Items from an interface collection:
= = =
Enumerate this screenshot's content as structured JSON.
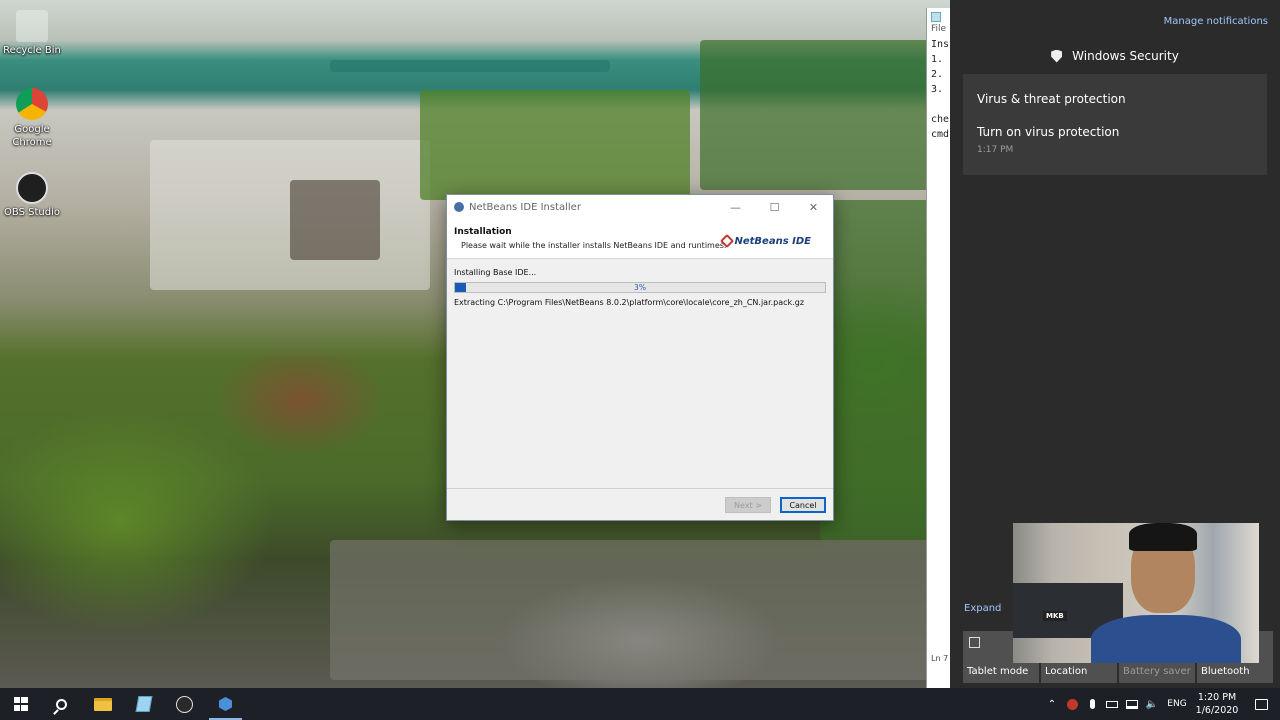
{
  "desktop": {
    "icons": [
      {
        "label": "Recycle Bin"
      },
      {
        "label": "Google Chrome"
      },
      {
        "label": "OBS Studio"
      }
    ]
  },
  "notepad": {
    "lines": [
      "File",
      "Ins",
      "1.",
      "2.",
      "3.",
      "",
      "che",
      "cmd"
    ],
    "status": "Ln 7"
  },
  "installer": {
    "title": "NetBeans IDE Installer",
    "header_title": "Installation",
    "header_subtitle": "Please wait while the installer installs NetBeans IDE and runtimes.",
    "logo_text": "NetBeans IDE",
    "status": "Installing Base IDE...",
    "progress_percent": 3,
    "progress_label": "3%",
    "detail": "Extracting C:\\Program Files\\NetBeans 8.0.2\\platform\\core\\locale\\core_zh_CN.jar.pack.gz",
    "next_label": "Next >",
    "cancel_label": "Cancel"
  },
  "action_center": {
    "manage_label": "Manage notifications",
    "app_name": "Windows Security",
    "notification_title": "Virus & threat protection",
    "notification_body": "Turn on virus protection",
    "notification_time": "1:17 PM",
    "expand_label": "Expand",
    "quick_actions": [
      {
        "label": "Tablet mode",
        "enabled": true
      },
      {
        "label": "Location",
        "enabled": true
      },
      {
        "label": "Battery saver",
        "enabled": false
      },
      {
        "label": "Bluetooth",
        "enabled": true
      }
    ]
  },
  "webcam": {
    "tag": "MKB"
  },
  "taskbar": {
    "language": "ENG",
    "time": "1:20 PM",
    "date": "1/6/2020"
  },
  "colors": {
    "accent": "#0a64c9",
    "progress": "#1a5bb8",
    "action_center_bg": "#2b2b2b",
    "link": "#9fc6ff"
  }
}
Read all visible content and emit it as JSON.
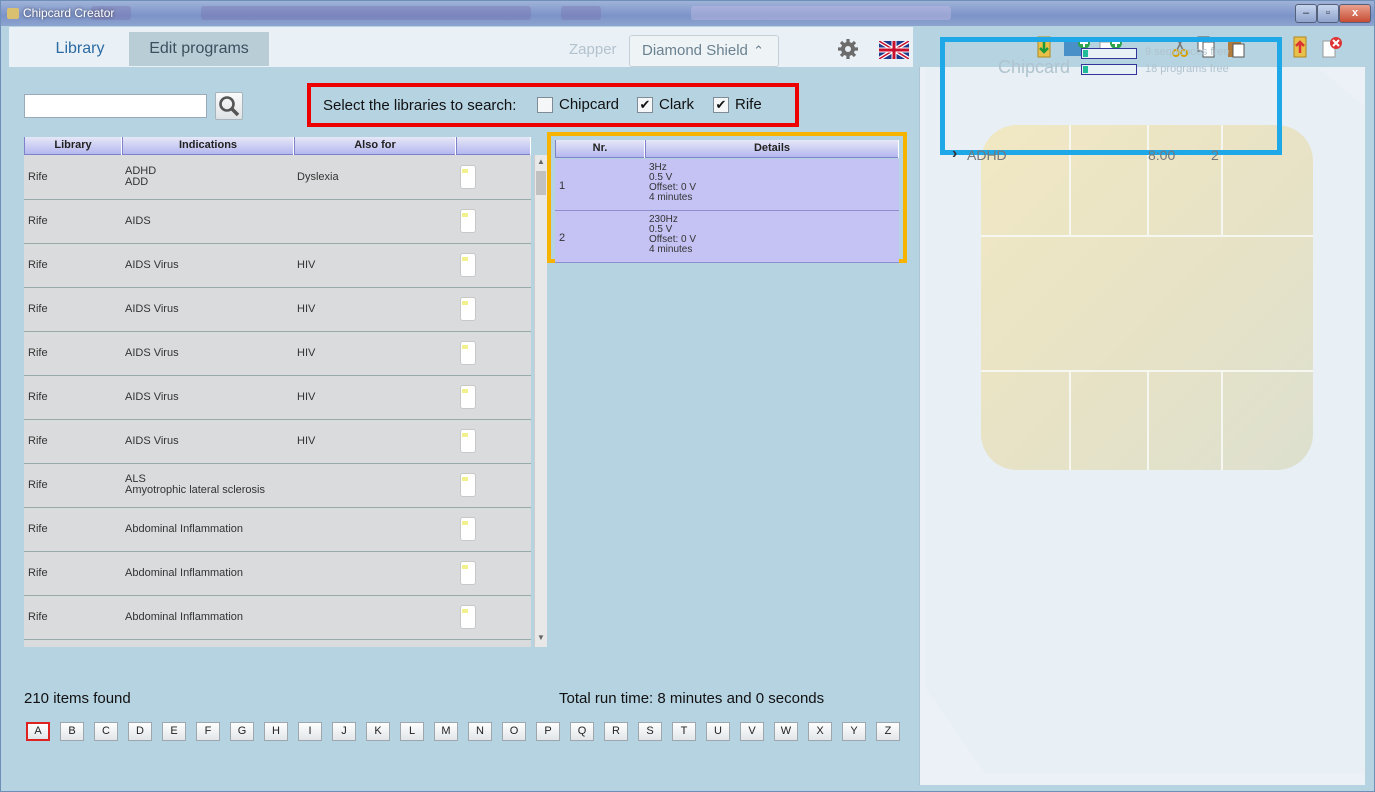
= = =
(The problem)
Give the number of lines in the records that contain the string "NetBeans", with no other output.

(Response to the task)
4